[Start of EXERCISE INPUTS]

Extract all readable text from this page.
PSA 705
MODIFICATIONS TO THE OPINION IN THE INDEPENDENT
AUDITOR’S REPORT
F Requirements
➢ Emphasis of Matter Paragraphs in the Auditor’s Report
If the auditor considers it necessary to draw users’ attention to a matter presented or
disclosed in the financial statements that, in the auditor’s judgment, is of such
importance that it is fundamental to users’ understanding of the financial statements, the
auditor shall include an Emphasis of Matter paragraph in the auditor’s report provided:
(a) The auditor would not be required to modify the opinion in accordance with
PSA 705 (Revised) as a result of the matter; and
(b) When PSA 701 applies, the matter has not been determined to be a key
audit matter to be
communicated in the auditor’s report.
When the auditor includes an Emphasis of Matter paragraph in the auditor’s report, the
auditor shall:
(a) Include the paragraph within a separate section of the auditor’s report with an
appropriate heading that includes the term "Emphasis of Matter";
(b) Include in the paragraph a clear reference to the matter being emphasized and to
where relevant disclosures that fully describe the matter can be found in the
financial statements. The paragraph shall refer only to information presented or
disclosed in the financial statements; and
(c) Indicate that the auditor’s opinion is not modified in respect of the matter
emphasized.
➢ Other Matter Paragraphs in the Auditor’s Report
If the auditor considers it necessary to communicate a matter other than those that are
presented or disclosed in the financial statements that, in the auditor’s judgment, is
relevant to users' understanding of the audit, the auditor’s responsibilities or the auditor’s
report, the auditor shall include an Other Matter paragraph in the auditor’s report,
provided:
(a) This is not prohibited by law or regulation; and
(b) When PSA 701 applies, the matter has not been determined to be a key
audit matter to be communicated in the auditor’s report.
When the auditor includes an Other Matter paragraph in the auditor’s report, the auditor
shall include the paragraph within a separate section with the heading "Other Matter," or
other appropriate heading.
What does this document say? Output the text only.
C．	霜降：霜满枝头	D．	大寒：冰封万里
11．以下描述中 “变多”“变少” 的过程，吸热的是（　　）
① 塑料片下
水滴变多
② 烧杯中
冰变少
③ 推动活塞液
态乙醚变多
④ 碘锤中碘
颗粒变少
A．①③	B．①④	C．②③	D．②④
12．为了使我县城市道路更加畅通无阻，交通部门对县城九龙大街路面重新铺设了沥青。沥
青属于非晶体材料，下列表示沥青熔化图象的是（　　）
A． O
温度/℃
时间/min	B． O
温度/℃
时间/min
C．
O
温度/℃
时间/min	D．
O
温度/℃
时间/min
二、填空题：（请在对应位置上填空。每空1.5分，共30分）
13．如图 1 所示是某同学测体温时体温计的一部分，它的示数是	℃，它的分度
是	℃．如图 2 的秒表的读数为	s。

[End of EXERCISE INPUTS]

_GIVEN REQUEST_.
Give back the whole listing exactly as it reads.

_TASK OUTPUT_.
Extract all readable text from this page.
PSA 705
MODIFICATIONS TO THE OPINION IN THE INDEPENDENT
AUDITOR’S REPORT
F Requirements
➢ Emphasis of Matter Paragraphs in the Auditor’s Report
If the auditor considers it necessary to draw users’ attention to a matter presented or
disclosed in the financial statements that, in the auditor’s judgment, is of such
importance that it is fundamental to users’ understanding of the financial statements, the
auditor shall include an Emphasis of Matter paragraph in the auditor’s report provided:
(a) The auditor would not be required to modify the opinion in accordance with
PSA 705 (Revised) as a result of the matter; and
(b) When PSA 701 applies, the matter has not been determined to be a key
audit matter to be
communicated in the auditor’s report.
When the auditor includes an Emphasis of Matter paragraph in the auditor’s report, the
auditor shall:
(a) Include the paragraph within a separate section of the auditor’s report with an
appropriate heading that includes the term "Emphasis of Matter";
(b) Include in the paragraph a clear reference to the matter being emphasized and to
where relevant disclosures that fully describe the matter can be found in the
financial statements. The paragraph shall refer only to information presented or
disclosed in the financial statements; and
(c) Indicate that the auditor’s opinion is not modified in respect of the matter
emphasized.
➢ Other Matter Paragraphs in the Auditor’s Report
If the auditor considers it necessary to communicate a matter other than those that are
presented or disclosed in the financial statements that, in the auditor’s judgment, is
relevant to users' understanding of the audit, the auditor’s responsibilities or the auditor’s
report, the auditor shall include an Other Matter paragraph in the auditor’s report,
provided:
(a) This is not prohibited by law or regulation; and
(b) When PSA 701 applies, the matter has not been determined to be a key
audit matter to be communicated in the auditor’s report.
When the auditor includes an Other Matter paragraph in the auditor’s report, the auditor
shall include the paragraph within a separate section with the heading "Other Matter," or
other appropriate heading.
What does this document say? Output the text only.
C．	霜降：霜满枝头	D．	大寒：冰封万里
11．以下描述中 “变多”“变少” 的过程，吸热的是（　　）
① 塑料片下
水滴变多
② 烧杯中
冰变少
③ 推动活塞液
态乙醚变多
④ 碘锤中碘
颗粒变少
A．①③	B．①④	C．②③	D．②④
12．为了使我县城市道路更加畅通无阻，交通部门对县城九龙大街路面重新铺设了沥青。沥
青属于非晶体材料，下列表示沥青熔化图象的是（　　）
A． O
温度/℃
时间/min	B． O
温度/℃
时间/min
C．
O
温度/℃
时间/min	D．
O
温度/℃
时间/min
二、填空题：（请在对应位置上填空。每空1.5分，共30分）
13．如图 1 所示是某同学测体温时体温计的一部分，它的示数是	℃，它的分度
是	℃．如图 2 的秒表的读数为	s。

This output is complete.